Data to process:

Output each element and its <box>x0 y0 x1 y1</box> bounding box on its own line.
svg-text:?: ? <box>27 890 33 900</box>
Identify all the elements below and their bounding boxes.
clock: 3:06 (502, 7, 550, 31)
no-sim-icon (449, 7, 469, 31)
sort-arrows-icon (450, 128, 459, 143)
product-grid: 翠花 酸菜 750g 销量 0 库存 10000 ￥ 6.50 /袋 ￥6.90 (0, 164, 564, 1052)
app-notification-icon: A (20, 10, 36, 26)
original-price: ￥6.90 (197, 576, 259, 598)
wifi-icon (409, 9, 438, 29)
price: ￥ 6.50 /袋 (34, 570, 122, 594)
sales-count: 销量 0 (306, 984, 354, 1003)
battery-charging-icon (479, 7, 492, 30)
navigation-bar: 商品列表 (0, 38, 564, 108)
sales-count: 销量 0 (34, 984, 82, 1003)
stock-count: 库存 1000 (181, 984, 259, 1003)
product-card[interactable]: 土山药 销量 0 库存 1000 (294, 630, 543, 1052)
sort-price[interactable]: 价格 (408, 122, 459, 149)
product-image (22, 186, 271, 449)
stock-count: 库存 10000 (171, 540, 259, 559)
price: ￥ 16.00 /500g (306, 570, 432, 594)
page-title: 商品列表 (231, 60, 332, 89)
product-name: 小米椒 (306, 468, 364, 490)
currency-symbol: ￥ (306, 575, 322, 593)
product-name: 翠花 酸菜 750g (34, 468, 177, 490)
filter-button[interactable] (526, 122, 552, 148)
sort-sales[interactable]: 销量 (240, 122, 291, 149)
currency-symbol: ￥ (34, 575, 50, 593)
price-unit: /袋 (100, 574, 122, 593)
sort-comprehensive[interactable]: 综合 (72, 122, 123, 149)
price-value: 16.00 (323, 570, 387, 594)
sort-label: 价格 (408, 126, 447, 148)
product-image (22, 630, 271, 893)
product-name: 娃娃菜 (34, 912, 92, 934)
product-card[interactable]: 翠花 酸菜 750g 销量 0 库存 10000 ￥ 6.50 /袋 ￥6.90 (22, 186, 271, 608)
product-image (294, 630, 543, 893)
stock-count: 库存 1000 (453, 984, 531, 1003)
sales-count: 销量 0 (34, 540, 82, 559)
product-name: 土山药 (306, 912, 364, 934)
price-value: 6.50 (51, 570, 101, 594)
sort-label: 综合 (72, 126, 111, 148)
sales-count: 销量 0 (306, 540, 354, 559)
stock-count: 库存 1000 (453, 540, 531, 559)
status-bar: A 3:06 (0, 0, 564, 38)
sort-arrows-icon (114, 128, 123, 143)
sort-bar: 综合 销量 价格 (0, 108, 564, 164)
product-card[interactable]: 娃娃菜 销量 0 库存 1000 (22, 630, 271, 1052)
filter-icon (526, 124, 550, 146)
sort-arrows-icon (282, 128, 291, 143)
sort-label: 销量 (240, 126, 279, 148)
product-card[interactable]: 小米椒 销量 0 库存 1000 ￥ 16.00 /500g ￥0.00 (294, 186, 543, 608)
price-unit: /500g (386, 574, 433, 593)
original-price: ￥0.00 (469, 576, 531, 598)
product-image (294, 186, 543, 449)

Aim of the exercise: Please reproduce every line above word for word, keeping their order.

Full solution:
Output each element and its <box>x0 y0 x1 y1</box> bounding box on its own line.
svg-text:?: ? <box>27 890 33 900</box>
Identify all the elements below and their bounding boxes.
clock: 3:06 (502, 7, 550, 31)
no-sim-icon (449, 7, 469, 31)
sort-arrows-icon (450, 128, 459, 143)
product-grid: 翠花 酸菜 750g 销量 0 库存 10000 ￥ 6.50 /袋 ￥6.90 (0, 164, 564, 1052)
app-notification-icon: A (20, 10, 36, 26)
original-price: ￥6.90 (197, 576, 259, 598)
wifi-icon (409, 9, 438, 29)
price: ￥ 6.50 /袋 (34, 570, 122, 594)
sales-count: 销量 0 (306, 984, 354, 1003)
battery-charging-icon (479, 7, 492, 30)
navigation-bar: 商品列表 (0, 38, 564, 108)
sales-count: 销量 0 (34, 984, 82, 1003)
stock-count: 库存 1000 (181, 984, 259, 1003)
product-card[interactable]: 土山药 销量 0 库存 1000 (294, 630, 543, 1052)
sort-price[interactable]: 价格 (408, 122, 459, 149)
product-image (22, 186, 271, 449)
stock-count: 库存 10000 (171, 540, 259, 559)
price: ￥ 16.00 /500g (306, 570, 432, 594)
page-title: 商品列表 (231, 60, 332, 89)
product-name: 小米椒 (306, 468, 364, 490)
currency-symbol: ￥ (306, 575, 322, 593)
product-name: 翠花 酸菜 750g (34, 468, 177, 490)
filter-button[interactable] (526, 122, 552, 148)
sort-sales[interactable]: 销量 (240, 122, 291, 149)
currency-symbol: ￥ (34, 575, 50, 593)
price-unit: /袋 (100, 574, 122, 593)
sort-comprehensive[interactable]: 综合 (72, 122, 123, 149)
price-value: 16.00 (323, 570, 387, 594)
sort-label: 价格 (408, 126, 447, 148)
product-image (22, 630, 271, 893)
product-name: 娃娃菜 (34, 912, 92, 934)
product-card[interactable]: 翠花 酸菜 750g 销量 0 库存 10000 ￥ 6.50 /袋 ￥6.90 (22, 186, 271, 608)
product-image (294, 630, 543, 893)
stock-count: 库存 1000 (453, 984, 531, 1003)
sales-count: 销量 0 (34, 540, 82, 559)
product-name: 土山药 (306, 912, 364, 934)
price-value: 6.50 (51, 570, 101, 594)
sort-label: 综合 (72, 126, 111, 148)
sales-count: 销量 0 (306, 540, 354, 559)
stock-count: 库存 1000 (453, 540, 531, 559)
status-bar: A 3:06 (0, 0, 564, 38)
sort-arrows-icon (114, 128, 123, 143)
sort-bar: 综合 销量 价格 (0, 108, 564, 164)
product-card[interactable]: 娃娃菜 销量 0 库存 1000 (22, 630, 271, 1052)
filter-icon (526, 124, 550, 146)
sort-arrows-icon (282, 128, 291, 143)
sort-label: 销量 (240, 126, 279, 148)
product-card[interactable]: 小米椒 销量 0 库存 1000 ￥ 16.00 /500g ￥0.00 (294, 186, 543, 608)
price-unit: /500g (386, 574, 433, 593)
original-price: ￥0.00 (469, 576, 531, 598)
product-image (294, 186, 543, 449)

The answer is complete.